## Data to use
───
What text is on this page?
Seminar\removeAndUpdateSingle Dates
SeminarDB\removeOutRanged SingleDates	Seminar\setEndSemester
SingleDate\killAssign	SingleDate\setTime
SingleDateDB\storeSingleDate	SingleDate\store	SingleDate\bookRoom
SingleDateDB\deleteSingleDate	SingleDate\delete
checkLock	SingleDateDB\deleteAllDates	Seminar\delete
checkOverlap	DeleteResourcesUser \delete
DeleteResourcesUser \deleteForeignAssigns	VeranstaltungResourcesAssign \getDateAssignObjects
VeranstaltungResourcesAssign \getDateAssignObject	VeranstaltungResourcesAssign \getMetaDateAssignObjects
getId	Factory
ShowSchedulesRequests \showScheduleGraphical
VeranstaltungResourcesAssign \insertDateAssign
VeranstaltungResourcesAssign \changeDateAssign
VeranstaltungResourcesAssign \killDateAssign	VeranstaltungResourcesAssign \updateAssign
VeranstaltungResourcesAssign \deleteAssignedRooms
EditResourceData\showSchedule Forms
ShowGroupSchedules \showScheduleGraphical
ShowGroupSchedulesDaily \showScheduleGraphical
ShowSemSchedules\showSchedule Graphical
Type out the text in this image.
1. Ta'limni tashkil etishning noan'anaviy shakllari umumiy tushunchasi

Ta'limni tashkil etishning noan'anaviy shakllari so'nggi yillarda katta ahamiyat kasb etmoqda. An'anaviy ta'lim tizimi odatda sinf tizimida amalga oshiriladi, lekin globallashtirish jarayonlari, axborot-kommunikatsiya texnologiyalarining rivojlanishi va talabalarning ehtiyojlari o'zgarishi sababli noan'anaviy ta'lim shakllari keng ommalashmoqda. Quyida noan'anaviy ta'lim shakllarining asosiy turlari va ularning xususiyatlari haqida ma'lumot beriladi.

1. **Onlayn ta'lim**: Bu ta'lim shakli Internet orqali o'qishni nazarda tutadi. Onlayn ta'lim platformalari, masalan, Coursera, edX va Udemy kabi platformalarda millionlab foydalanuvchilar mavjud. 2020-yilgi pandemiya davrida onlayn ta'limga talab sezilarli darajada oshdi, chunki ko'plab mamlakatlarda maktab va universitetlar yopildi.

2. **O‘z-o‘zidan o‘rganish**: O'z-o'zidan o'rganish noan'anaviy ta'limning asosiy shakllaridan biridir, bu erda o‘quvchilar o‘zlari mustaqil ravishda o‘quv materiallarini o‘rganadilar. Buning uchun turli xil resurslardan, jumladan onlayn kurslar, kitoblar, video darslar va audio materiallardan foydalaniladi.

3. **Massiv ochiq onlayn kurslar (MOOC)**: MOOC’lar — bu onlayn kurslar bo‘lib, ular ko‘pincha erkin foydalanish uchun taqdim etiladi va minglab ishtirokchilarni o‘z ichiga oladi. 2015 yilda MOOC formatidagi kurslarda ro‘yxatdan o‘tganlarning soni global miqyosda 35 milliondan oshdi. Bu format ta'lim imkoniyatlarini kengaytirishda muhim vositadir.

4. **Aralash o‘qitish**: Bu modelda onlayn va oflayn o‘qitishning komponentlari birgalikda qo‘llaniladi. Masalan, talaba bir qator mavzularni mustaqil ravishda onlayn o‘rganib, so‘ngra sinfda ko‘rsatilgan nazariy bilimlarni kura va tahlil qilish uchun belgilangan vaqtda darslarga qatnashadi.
───
Find all lines with "SingleDateDB" in them and copy each one.

SingleDateDB\storeSingleDate	SingleDate\store	SingleDate\bookRoom
SingleDateDB\deleteSingleDate	SingleDate\delete
checkLock	SingleDateDB\deleteAllDates	Seminar\delete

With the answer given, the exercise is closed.